What is required> Quote the whole listing verbatim.

* BEGIN Records for this task *

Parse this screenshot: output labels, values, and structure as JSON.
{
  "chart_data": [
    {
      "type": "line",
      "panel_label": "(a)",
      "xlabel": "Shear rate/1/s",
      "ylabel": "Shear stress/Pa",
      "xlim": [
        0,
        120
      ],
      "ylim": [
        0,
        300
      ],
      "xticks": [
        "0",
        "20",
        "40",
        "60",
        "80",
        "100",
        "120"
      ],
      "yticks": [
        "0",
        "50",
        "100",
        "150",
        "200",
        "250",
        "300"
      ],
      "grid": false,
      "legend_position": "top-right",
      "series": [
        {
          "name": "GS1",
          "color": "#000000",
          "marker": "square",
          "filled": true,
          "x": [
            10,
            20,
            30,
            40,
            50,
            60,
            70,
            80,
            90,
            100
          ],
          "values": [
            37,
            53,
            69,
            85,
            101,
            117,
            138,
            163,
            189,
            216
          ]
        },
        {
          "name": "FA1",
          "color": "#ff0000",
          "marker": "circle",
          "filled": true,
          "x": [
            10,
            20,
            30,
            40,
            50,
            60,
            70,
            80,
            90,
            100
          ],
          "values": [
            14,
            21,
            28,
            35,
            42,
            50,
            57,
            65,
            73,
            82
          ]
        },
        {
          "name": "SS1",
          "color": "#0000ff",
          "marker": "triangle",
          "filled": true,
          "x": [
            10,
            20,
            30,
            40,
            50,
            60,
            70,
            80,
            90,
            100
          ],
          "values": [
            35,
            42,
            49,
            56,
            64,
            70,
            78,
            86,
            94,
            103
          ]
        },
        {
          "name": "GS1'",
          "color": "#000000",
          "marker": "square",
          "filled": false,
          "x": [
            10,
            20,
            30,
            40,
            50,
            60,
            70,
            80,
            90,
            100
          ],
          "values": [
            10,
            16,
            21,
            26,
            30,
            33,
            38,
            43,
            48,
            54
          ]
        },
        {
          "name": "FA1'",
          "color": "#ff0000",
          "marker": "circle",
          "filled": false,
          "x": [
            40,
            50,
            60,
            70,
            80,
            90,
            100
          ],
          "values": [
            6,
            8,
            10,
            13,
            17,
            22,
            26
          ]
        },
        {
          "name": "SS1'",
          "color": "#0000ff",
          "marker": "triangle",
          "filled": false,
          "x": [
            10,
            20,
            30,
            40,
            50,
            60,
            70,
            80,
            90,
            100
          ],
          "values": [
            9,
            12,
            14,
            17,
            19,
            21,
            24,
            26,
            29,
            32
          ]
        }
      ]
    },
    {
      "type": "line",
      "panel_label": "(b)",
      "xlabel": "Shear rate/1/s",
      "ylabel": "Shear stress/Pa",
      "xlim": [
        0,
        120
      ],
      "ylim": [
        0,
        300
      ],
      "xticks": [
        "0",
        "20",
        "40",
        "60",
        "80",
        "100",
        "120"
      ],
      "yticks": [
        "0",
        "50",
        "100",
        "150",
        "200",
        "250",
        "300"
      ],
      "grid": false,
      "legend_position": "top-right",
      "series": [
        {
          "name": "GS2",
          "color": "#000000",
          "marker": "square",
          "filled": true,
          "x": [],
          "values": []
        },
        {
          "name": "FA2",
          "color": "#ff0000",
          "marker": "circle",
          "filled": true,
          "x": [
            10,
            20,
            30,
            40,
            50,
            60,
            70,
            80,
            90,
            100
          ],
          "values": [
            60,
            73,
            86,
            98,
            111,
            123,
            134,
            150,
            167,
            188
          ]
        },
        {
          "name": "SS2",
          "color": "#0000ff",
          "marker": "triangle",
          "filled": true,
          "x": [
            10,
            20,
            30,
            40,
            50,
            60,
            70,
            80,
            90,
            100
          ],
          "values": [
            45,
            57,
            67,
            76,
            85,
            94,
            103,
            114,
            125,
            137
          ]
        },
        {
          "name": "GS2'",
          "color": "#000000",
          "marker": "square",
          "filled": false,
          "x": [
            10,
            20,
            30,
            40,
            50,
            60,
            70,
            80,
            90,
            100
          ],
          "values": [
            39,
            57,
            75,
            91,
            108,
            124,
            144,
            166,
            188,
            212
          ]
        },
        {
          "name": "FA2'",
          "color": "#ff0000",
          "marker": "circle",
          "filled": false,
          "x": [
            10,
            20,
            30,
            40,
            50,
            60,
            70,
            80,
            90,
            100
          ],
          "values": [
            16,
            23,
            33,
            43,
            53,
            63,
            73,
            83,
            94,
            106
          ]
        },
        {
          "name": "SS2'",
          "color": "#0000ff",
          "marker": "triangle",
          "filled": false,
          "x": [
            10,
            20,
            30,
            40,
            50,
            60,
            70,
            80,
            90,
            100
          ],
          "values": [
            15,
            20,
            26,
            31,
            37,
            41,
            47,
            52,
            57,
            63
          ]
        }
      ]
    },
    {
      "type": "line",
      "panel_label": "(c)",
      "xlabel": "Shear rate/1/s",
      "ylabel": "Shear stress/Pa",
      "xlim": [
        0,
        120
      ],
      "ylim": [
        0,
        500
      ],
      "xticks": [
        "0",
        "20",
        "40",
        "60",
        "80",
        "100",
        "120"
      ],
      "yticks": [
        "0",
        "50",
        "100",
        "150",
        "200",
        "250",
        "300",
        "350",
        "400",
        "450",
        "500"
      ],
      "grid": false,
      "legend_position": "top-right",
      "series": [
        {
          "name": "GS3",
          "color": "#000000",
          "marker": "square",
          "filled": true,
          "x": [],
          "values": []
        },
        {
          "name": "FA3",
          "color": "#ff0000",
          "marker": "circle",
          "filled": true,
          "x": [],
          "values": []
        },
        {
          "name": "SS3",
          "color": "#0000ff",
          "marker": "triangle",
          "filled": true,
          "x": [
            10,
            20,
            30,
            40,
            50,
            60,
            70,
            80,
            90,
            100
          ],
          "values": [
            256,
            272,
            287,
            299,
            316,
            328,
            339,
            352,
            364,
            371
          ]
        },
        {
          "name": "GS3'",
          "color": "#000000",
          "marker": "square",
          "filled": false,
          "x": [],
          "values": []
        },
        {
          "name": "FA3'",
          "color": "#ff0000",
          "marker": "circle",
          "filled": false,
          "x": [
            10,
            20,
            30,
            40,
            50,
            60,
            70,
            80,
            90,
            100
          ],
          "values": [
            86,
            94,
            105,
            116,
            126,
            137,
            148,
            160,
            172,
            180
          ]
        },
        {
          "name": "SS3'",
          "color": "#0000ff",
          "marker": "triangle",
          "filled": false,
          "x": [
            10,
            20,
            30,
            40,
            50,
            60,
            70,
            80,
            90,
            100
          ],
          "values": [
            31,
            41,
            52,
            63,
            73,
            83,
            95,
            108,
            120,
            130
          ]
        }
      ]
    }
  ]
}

* END Records for this task *

Answer to the exercise>
Parse this screenshot: output labels, values, and structure as JSON.
{
  "chart_data": [
    {
      "type": "line",
      "panel_label": "(a)",
      "xlabel": "Shear rate/1/s",
      "ylabel": "Shear stress/Pa",
      "xlim": [
        0,
        120
      ],
      "ylim": [
        0,
        300
      ],
      "xticks": [
        "0",
        "20",
        "40",
        "60",
        "80",
        "100",
        "120"
      ],
      "yticks": [
        "0",
        "50",
        "100",
        "150",
        "200",
        "250",
        "300"
      ],
      "grid": false,
      "legend_position": "top-right",
      "series": [
        {
          "name": "GS1",
          "color": "#000000",
          "marker": "square",
          "filled": true,
          "x": [
            10,
            20,
            30,
            40,
            50,
            60,
            70,
            80,
            90,
            100
          ],
          "values": [
            37,
            53,
            69,
            85,
            101,
            117,
            138,
            163,
            189,
            216
          ]
        },
        {
          "name": "FA1",
          "color": "#ff0000",
          "marker": "circle",
          "filled": true,
          "x": [
            10,
            20,
            30,
            40,
            50,
            60,
            70,
            80,
            90,
            100
          ],
          "values": [
            14,
            21,
            28,
            35,
            42,
            50,
            57,
            65,
            73,
            82
          ]
        },
        {
          "name": "SS1",
          "color": "#0000ff",
          "marker": "triangle",
          "filled": true,
          "x": [
            10,
            20,
            30,
            40,
            50,
            60,
            70,
            80,
            90,
            100
          ],
          "values": [
            35,
            42,
            49,
            56,
            64,
            70,
            78,
            86,
            94,
            103
          ]
        },
        {
          "name": "GS1'",
          "color": "#000000",
          "marker": "square",
          "filled": false,
          "x": [
            10,
            20,
            30,
            40,
            50,
            60,
            70,
            80,
            90,
            100
          ],
          "values": [
            10,
            16,
            21,
            26,
            30,
            33,
            38,
            43,
            48,
            54
          ]
        },
        {
          "name": "FA1'",
          "color": "#ff0000",
          "marker": "circle",
          "filled": false,
          "x": [
            40,
            50,
            60,
            70,
            80,
            90,
            100
          ],
          "values": [
            6,
            8,
            10,
            13,
            17,
            22,
            26
          ]
        },
        {
          "name": "SS1'",
          "color": "#0000ff",
          "marker": "triangle",
          "filled": false,
          "x": [
            10,
            20,
            30,
            40,
            50,
            60,
            70,
            80,
            90,
            100
          ],
          "values": [
            9,
            12,
            14,
            17,
            19,
            21,
            24,
            26,
            29,
            32
          ]
        }
      ]
    },
    {
      "type": "line",
      "panel_label": "(b)",
      "xlabel": "Shear rate/1/s",
      "ylabel": "Shear stress/Pa",
      "xlim": [
        0,
        120
      ],
      "ylim": [
        0,
        300
      ],
      "xticks": [
        "0",
        "20",
        "40",
        "60",
        "80",
        "100",
        "120"
      ],
      "yticks": [
        "0",
        "50",
        "100",
        "150",
        "200",
        "250",
        "300"
      ],
      "grid": false,
      "legend_position": "top-right",
      "series": [
        {
          "name": "GS2",
          "color": "#000000",
          "marker": "square",
          "filled": true,
          "x": [],
          "values": []
        },
        {
          "name": "FA2",
          "color": "#ff0000",
          "marker": "circle",
          "filled": true,
          "x": [
            10,
            20,
            30,
            40,
            50,
            60,
            70,
            80,
            90,
            100
          ],
          "values": [
            60,
            73,
            86,
            98,
            111,
            123,
            134,
            150,
            167,
            188
          ]
        },
        {
          "name": "SS2",
          "color": "#0000ff",
          "marker": "triangle",
          "filled": true,
          "x": [
            10,
            20,
            30,
            40,
            50,
            60,
            70,
            80,
            90,
            100
          ],
          "values": [
            45,
            57,
            67,
            76,
            85,
            94,
            103,
            114,
            125,
            137
          ]
        },
        {
          "name": "GS2'",
          "color": "#000000",
          "marker": "square",
          "filled": false,
          "x": [
            10,
            20,
            30,
            40,
            50,
            60,
            70,
            80,
            90,
            100
          ],
          "values": [
            39,
            57,
            75,
            91,
            108,
            124,
            144,
            166,
            188,
            212
          ]
        },
        {
          "name": "FA2'",
          "color": "#ff0000",
          "marker": "circle",
          "filled": false,
          "x": [
            10,
            20,
            30,
            40,
            50,
            60,
            70,
            80,
            90,
            100
          ],
          "values": [
            16,
            23,
            33,
            43,
            53,
            63,
            73,
            83,
            94,
            106
          ]
        },
        {
          "name": "SS2'",
          "color": "#0000ff",
          "marker": "triangle",
          "filled": false,
          "x": [
            10,
            20,
            30,
            40,
            50,
            60,
            70,
            80,
            90,
            100
          ],
          "values": [
            15,
            20,
            26,
            31,
            37,
            41,
            47,
            52,
            57,
            63
          ]
        }
      ]
    },
    {
      "type": "line",
      "panel_label": "(c)",
      "xlabel": "Shear rate/1/s",
      "ylabel": "Shear stress/Pa",
      "xlim": [
        0,
        120
      ],
      "ylim": [
        0,
        500
      ],
      "xticks": [
        "0",
        "20",
        "40",
        "60",
        "80",
        "100",
        "120"
      ],
      "yticks": [
        "0",
        "50",
        "100",
        "150",
        "200",
        "250",
        "300",
        "350",
        "400",
        "450",
        "500"
      ],
      "grid": false,
      "legend_position": "top-right",
      "series": [
        {
          "name": "GS3",
          "color": "#000000",
          "marker": "square",
          "filled": true,
          "x": [],
          "values": []
        },
        {
          "name": "FA3",
          "color": "#ff0000",
          "marker": "circle",
          "filled": true,
          "x": [],
          "values": []
        },
        {
          "name": "SS3",
          "color": "#0000ff",
          "marker": "triangle",
          "filled": true,
          "x": [
            10,
            20,
            30,
            40,
            50,
            60,
            70,
            80,
            90,
            100
          ],
          "values": [
            256,
            272,
            287,
            299,
            316,
            328,
            339,
            352,
            364,
            371
          ]
        },
        {
          "name": "GS3'",
          "color": "#000000",
          "marker": "square",
          "filled": false,
          "x": [],
          "values": []
        },
        {
          "name": "FA3'",
          "color": "#ff0000",
          "marker": "circle",
          "filled": false,
          "x": [
            10,
            20,
            30,
            40,
            50,
            60,
            70,
            80,
            90,
            100
          ],
          "values": [
            86,
            94,
            105,
            116,
            126,
            137,
            148,
            160,
            172,
            180
          ]
        },
        {
          "name": "SS3'",
          "color": "#0000ff",
          "marker": "triangle",
          "filled": false,
          "x": [
            10,
            20,
            30,
            40,
            50,
            60,
            70,
            80,
            90,
            100
          ],
          "values": [
            31,
            41,
            52,
            63,
            73,
            83,
            95,
            108,
            120,
            130
          ]
        }
      ]
    }
  ]
}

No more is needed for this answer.